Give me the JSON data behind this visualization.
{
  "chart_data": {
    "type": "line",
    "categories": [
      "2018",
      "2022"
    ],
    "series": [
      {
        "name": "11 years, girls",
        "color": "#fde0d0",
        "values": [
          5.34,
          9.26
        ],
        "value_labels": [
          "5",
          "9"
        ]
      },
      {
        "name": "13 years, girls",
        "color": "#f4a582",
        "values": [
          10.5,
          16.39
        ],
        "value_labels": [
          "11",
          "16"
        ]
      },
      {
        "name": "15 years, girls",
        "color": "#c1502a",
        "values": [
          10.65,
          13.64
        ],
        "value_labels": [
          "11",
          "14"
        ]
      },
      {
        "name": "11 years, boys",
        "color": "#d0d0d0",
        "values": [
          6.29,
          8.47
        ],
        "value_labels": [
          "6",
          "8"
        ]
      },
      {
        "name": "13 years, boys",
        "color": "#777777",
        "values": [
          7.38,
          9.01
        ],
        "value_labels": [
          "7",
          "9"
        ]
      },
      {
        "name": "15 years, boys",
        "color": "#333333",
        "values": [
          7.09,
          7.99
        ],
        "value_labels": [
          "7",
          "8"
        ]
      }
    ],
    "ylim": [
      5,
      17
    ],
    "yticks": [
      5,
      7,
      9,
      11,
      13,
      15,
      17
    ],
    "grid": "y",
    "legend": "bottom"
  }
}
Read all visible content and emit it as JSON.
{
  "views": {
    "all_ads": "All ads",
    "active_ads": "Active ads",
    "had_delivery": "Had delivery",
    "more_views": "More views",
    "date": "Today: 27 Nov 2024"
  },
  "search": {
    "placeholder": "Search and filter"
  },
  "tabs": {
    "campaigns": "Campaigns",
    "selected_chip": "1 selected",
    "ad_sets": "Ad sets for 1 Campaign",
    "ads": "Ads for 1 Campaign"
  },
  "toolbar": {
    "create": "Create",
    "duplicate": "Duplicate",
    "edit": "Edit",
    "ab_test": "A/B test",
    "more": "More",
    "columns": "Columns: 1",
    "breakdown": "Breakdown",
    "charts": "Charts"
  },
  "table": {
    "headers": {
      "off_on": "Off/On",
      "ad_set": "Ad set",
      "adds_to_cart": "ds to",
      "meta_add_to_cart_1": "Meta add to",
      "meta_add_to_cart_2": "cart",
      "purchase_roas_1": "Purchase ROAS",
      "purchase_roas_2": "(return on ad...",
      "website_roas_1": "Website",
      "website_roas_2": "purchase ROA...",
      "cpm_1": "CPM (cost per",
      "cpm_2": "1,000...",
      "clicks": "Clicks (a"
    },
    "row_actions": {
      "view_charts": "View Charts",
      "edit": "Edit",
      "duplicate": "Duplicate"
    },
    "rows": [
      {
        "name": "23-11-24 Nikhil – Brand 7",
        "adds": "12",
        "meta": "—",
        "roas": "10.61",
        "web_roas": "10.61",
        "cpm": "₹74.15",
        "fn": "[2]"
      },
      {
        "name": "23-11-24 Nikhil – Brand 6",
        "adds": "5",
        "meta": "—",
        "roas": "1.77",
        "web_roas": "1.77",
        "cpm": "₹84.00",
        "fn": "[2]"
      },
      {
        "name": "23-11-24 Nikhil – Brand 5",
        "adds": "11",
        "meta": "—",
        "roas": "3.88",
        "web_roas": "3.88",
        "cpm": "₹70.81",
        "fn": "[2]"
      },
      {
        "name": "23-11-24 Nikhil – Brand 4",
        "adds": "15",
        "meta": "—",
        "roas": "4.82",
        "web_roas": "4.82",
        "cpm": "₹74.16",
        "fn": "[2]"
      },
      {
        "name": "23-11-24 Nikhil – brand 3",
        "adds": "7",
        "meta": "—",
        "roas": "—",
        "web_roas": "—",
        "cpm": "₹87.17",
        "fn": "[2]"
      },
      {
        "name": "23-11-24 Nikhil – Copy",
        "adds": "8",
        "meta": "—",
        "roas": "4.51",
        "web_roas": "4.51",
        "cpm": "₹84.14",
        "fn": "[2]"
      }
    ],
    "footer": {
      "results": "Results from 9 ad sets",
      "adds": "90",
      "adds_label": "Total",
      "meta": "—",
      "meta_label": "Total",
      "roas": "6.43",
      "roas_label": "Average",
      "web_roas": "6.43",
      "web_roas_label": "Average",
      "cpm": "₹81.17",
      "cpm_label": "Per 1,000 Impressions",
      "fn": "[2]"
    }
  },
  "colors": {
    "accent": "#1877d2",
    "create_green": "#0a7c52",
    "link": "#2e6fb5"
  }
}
● ● ●
§ To be done: Recopy the entries above exactly, with every line included.

§ Exercise output:
Give me the JSON data behind this visualization.
{
  "chart_data": {
    "type": "line",
    "categories": [
      "2018",
      "2022"
    ],
    "series": [
      {
        "name": "11 years, girls",
        "color": "#fde0d0",
        "values": [
          5.34,
          9.26
        ],
        "value_labels": [
          "5",
          "9"
        ]
      },
      {
        "name": "13 years, girls",
        "color": "#f4a582",
        "values": [
          10.5,
          16.39
        ],
        "value_labels": [
          "11",
          "16"
        ]
      },
      {
        "name": "15 years, girls",
        "color": "#c1502a",
        "values": [
          10.65,
          13.64
        ],
        "value_labels": [
          "11",
          "14"
        ]
      },
      {
        "name": "11 years, boys",
        "color": "#d0d0d0",
        "values": [
          6.29,
          8.47
        ],
        "value_labels": [
          "6",
          "8"
        ]
      },
      {
        "name": "13 years, boys",
        "color": "#777777",
        "values": [
          7.38,
          9.01
        ],
        "value_labels": [
          "7",
          "9"
        ]
      },
      {
        "name": "15 years, boys",
        "color": "#333333",
        "values": [
          7.09,
          7.99
        ],
        "value_labels": [
          "7",
          "8"
        ]
      }
    ],
    "ylim": [
      5,
      17
    ],
    "yticks": [
      5,
      7,
      9,
      11,
      13,
      15,
      17
    ],
    "grid": "y",
    "legend": "bottom"
  }
}
Read all visible content and emit it as JSON.
{
  "views": {
    "all_ads": "All ads",
    "active_ads": "Active ads",
    "had_delivery": "Had delivery",
    "more_views": "More views",
    "date": "Today: 27 Nov 2024"
  },
  "search": {
    "placeholder": "Search and filter"
  },
  "tabs": {
    "campaigns": "Campaigns",
    "selected_chip": "1 selected",
    "ad_sets": "Ad sets for 1 Campaign",
    "ads": "Ads for 1 Campaign"
  },
  "toolbar": {
    "create": "Create",
    "duplicate": "Duplicate",
    "edit": "Edit",
    "ab_test": "A/B test",
    "more": "More",
    "columns": "Columns: 1",
    "breakdown": "Breakdown",
    "charts": "Charts"
  },
  "table": {
    "headers": {
      "off_on": "Off/On",
      "ad_set": "Ad set",
      "adds_to_cart": "ds to",
      "meta_add_to_cart_1": "Meta add to",
      "meta_add_to_cart_2": "cart",
      "purchase_roas_1": "Purchase ROAS",
      "purchase_roas_2": "(return on ad...",
      "website_roas_1": "Website",
      "website_roas_2": "purchase ROA...",
      "cpm_1": "CPM (cost per",
      "cpm_2": "1,000...",
      "clicks": "Clicks (a"
    },
    "row_actions": {
      "view_charts": "View Charts",
      "edit": "Edit",
      "duplicate": "Duplicate"
    },
    "rows": [
      {
        "name": "23-11-24 Nikhil – Brand 7",
        "adds": "12",
        "meta": "—",
        "roas": "10.61",
        "web_roas": "10.61",
        "cpm": "₹74.15",
        "fn": "[2]"
      },
      {
        "name": "23-11-24 Nikhil – Brand 6",
        "adds": "5",
        "meta": "—",
        "roas": "1.77",
        "web_roas": "1.77",
        "cpm": "₹84.00",
        "fn": "[2]"
      },
      {
        "name": "23-11-24 Nikhil – Brand 5",
        "adds": "11",
        "meta": "—",
        "roas": "3.88",
        "web_roas": "3.88",
        "cpm": "₹70.81",
        "fn": "[2]"
      },
      {
        "name": "23-11-24 Nikhil – Brand 4",
        "adds": "15",
        "meta": "—",
        "roas": "4.82",
        "web_roas": "4.82",
        "cpm": "₹74.16",
        "fn": "[2]"
      },
      {
        "name": "23-11-24 Nikhil – brand 3",
        "adds": "7",
        "meta": "—",
        "roas": "—",
        "web_roas": "—",
        "cpm": "₹87.17",
        "fn": "[2]"
      },
      {
        "name": "23-11-24 Nikhil – Copy",
        "adds": "8",
        "meta": "—",
        "roas": "4.51",
        "web_roas": "4.51",
        "cpm": "₹84.14",
        "fn": "[2]"
      }
    ],
    "footer": {
      "results": "Results from 9 ad sets",
      "adds": "90",
      "adds_label": "Total",
      "meta": "—",
      "meta_label": "Total",
      "roas": "6.43",
      "roas_label": "Average",
      "web_roas": "6.43",
      "web_roas_label": "Average",
      "cpm": "₹81.17",
      "cpm_label": "Per 1,000 Impressions",
      "fn": "[2]"
    }
  },
  "colors": {
    "accent": "#1877d2",
    "create_green": "#0a7c52",
    "link": "#2e6fb5"
  }
}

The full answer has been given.